Identify and reproduce every line holding the string "Portuguese".

————

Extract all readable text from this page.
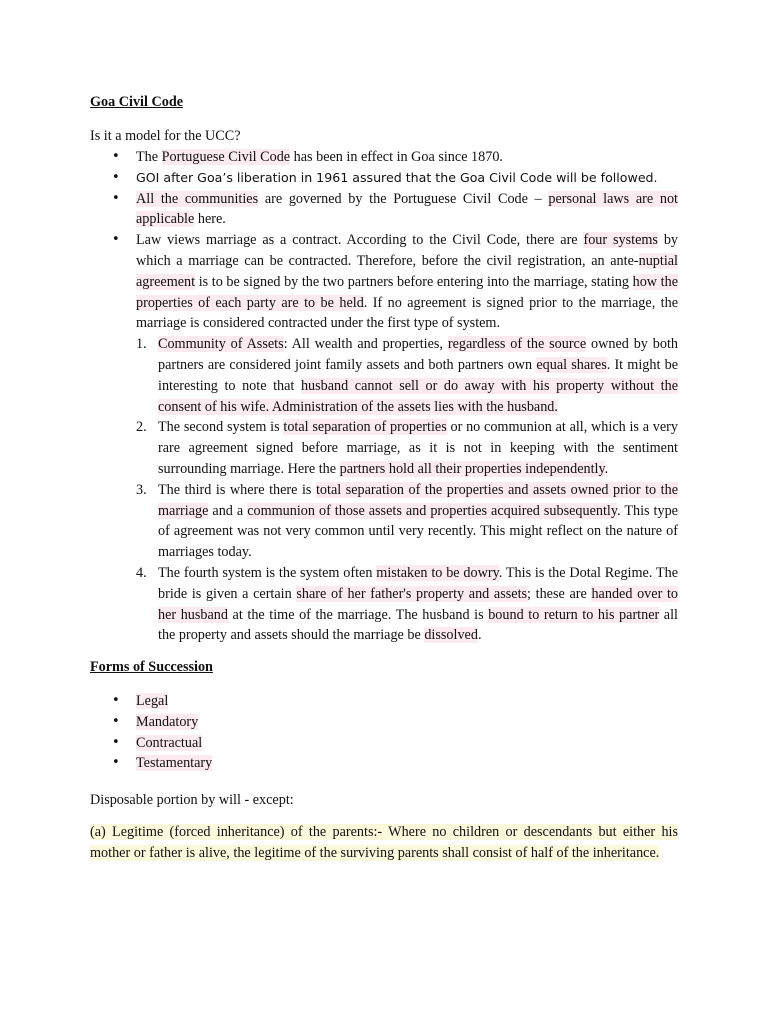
Goa Civil Code

Is it a model for the UCC?

• The Portuguese Civil Code has been in effect in Goa since 1870.
• GOI after Goa’s liberation in 1961 assured that the Goa Civil Code will be followed.
• All the communities are governed by the Portuguese Civil Code – personal laws are not applicable here.
• Law views marriage as a contract. According to the Civil Code, there are four systems by which a marriage can be contracted. Therefore, before the civil registration, an ante-nuptial agreement is to be signed by the two partners before entering into the marriage, stating how the properties of each party are to be held. If no agreement is signed prior to the marriage, the marriage is considered contracted under the first type of system.
1. Community of Assets: All wealth and properties, regardless of the source owned by both partners are considered joint family assets and both partners own equal shares. It might be interesting to note that husband cannot sell or do away with his property without the consent of his wife. Administration of the assets lies with the husband.
2. The second system is total separation of properties or no communion at all, which is a very rare agreement signed before marriage, as it is not in keeping with the sentiment surrounding marriage. Here the partners hold all their properties independently.
3. The third is where there is total separation of the properties and assets owned prior to the marriage and a communion of those assets and properties acquired subsequently. This type of agreement was not very common until very recently. This might reflect on the nature of marriages today.
4. The fourth system is the system often mistaken to be dowry. This is the Dotal Regime. The bride is given a certain share of her father's property and assets; these are handed over to her husband at the time of the marriage. The husband is bound to return to his partner all the property and assets should the marriage be dissolved.
Forms of Succession
• Legal
• Mandatory
• Contractual
• Testamentary

Disposable portion by will - except:

(a) Legitime (forced inheritance) of the parents:- Where no children or descendants but either his mother or father is alive, the legitime of the surviving parents shall consist of half of the inheritance.
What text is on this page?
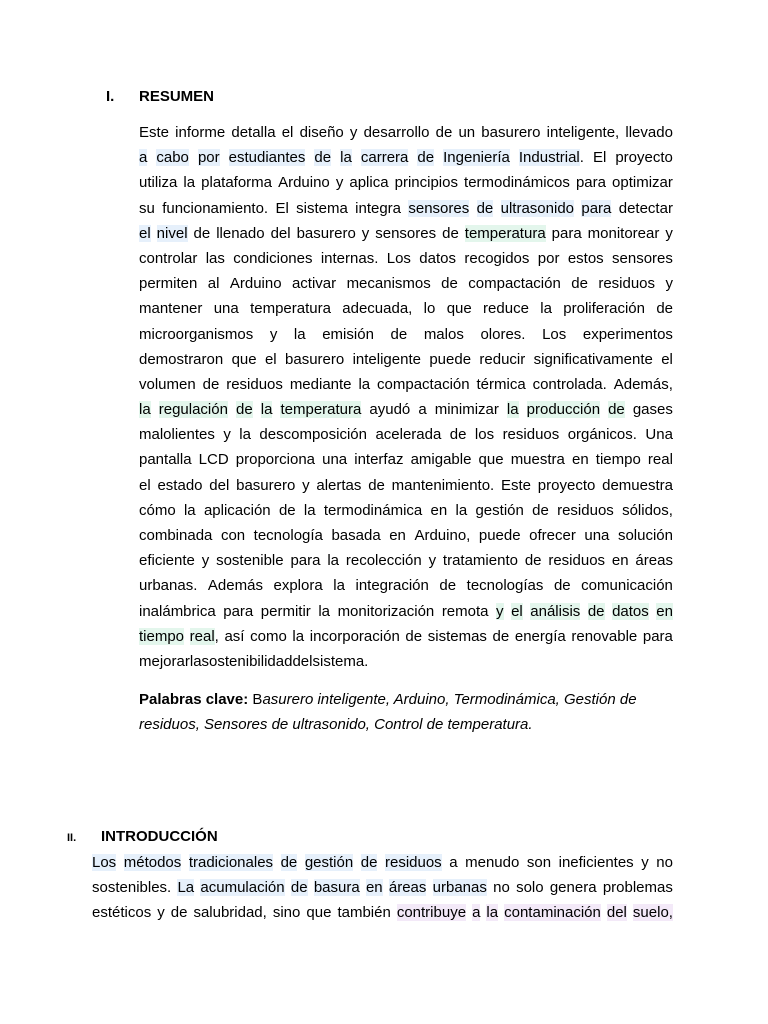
I. RESUMEN
Este informe detalla el diseño y desarrollo de un basurero inteligente, llevado
a cabo por estudiantes de la carrera de Ingeniería Industrial. El proyecto
utiliza la plataforma Arduino y aplica principios termodinámicos para optimizar
su funcionamiento. El sistema integra sensores de ultrasonido para detectar
el nivel de llenado del basurero y sensores de temperatura para monitorear y
controlar las condiciones internas. Los datos recogidos por estos sensores
permiten al Arduino activar mecanismos de compactación de residuos y
mantener una temperatura adecuada, lo que reduce la proliferación de
microorganismos y la emisión de malos olores. Los experimentos
demostraron que el basurero inteligente puede reducir significativamente el
volumen de residuos mediante la compactación térmica controlada. Además,
la regulación de la temperatura ayudó a minimizar la producción de gases
malolientes y la descomposición acelerada de los residuos orgánicos. Una
pantalla LCD proporciona una interfaz amigable que muestra en tiempo real
el estado del basurero y alertas de mantenimiento. Este proyecto demuestra
cómo la aplicación de la termodinámica en la gestión de residuos sólidos,
combinada con tecnología basada en Arduino, puede ofrecer una solución
eficiente y sostenible para la recolección y tratamiento de residuos en áreas
urbanas. Además explora la integración de tecnologías de comunicación
inalámbrica para permitir la monitorización remota y el análisis de datos en
tiempo real, así como la incorporación de sistemas de energía renovable para
mejorar la sostenibilidad del sistema.
Palabras clave: Basurero inteligente, Arduino, Termodinámica, Gestión de
residuos, Sensores de ultrasonido, Control de temperatura.
II. INTRODUCCIÓN
Los métodos tradicionales de gestión de residuos a menudo son ineficientes y no
sostenibles. La acumulación de basura en áreas urbanas no solo genera problemas
estéticos y de salubridad, sino que también contribuye a la contaminación del suelo,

————

- **ANSWER FOR THE TASK**
• The Portuguese Civil Code has been in effect in Goa since 1870.
• All the communities are governed by the Portuguese Civil Code – personal laws are not applicable here.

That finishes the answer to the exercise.